◆ **GIVEN INSTRUCTION**
Rewrite the material from its beginning through the line containing "retweet-icon bbox=[495, 353, 531, 383]", changing "like-button" to "heart-button" and keeping everything else the same.

BEGIN MATERIAL PROVIDED

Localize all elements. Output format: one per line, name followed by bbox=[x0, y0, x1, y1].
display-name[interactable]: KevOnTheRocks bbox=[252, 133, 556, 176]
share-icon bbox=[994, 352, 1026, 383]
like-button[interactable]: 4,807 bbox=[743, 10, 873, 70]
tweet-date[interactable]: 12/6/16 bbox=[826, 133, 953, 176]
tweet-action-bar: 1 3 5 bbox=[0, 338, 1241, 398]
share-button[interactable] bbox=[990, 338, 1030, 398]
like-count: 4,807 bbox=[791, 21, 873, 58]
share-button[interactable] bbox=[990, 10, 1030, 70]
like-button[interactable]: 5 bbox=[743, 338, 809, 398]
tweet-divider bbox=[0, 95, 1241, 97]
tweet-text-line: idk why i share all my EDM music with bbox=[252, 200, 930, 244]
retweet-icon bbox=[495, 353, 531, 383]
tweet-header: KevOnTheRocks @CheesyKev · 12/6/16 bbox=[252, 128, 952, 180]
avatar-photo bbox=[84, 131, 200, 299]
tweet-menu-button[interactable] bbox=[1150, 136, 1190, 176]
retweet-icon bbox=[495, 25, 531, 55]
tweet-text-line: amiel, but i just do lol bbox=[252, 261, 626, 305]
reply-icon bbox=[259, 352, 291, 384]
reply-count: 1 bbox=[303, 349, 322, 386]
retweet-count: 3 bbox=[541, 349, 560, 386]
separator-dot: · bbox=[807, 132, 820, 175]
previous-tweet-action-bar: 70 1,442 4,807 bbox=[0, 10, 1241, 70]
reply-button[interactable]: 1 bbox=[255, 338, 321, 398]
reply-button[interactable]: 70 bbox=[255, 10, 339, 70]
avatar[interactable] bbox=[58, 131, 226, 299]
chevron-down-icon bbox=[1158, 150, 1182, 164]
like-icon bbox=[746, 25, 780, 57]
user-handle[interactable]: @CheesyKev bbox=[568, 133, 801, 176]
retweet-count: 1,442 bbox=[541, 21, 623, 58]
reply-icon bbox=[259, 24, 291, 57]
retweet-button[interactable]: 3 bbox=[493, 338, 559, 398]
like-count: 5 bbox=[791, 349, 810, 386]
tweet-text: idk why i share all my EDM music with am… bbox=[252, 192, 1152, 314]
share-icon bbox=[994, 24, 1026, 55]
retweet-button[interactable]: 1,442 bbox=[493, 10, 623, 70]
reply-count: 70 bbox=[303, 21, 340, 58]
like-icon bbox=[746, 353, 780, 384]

END MATERIAL PROVIDED

◆ **REPLY TO THE TASK**
Localize all elements. Output format: one per line, name followed by bbox=[x0, y0, x1, y1].
display-name[interactable]: KevOnTheRocks bbox=[252, 133, 556, 176]
share-icon bbox=[994, 352, 1026, 383]
heart-button[interactable]: 4,807 bbox=[743, 10, 873, 70]
tweet-date[interactable]: 12/6/16 bbox=[826, 133, 953, 176]
tweet-action-bar: 1 3 5 bbox=[0, 338, 1241, 398]
share-button[interactable] bbox=[990, 338, 1030, 398]
like-count: 4,807 bbox=[791, 21, 873, 58]
share-button[interactable] bbox=[990, 10, 1030, 70]
heart-button[interactable]: 5 bbox=[743, 338, 809, 398]
tweet-divider bbox=[0, 95, 1241, 97]
tweet-text-line: idk why i share all my EDM music with bbox=[252, 200, 930, 244]
retweet-icon bbox=[495, 353, 531, 383]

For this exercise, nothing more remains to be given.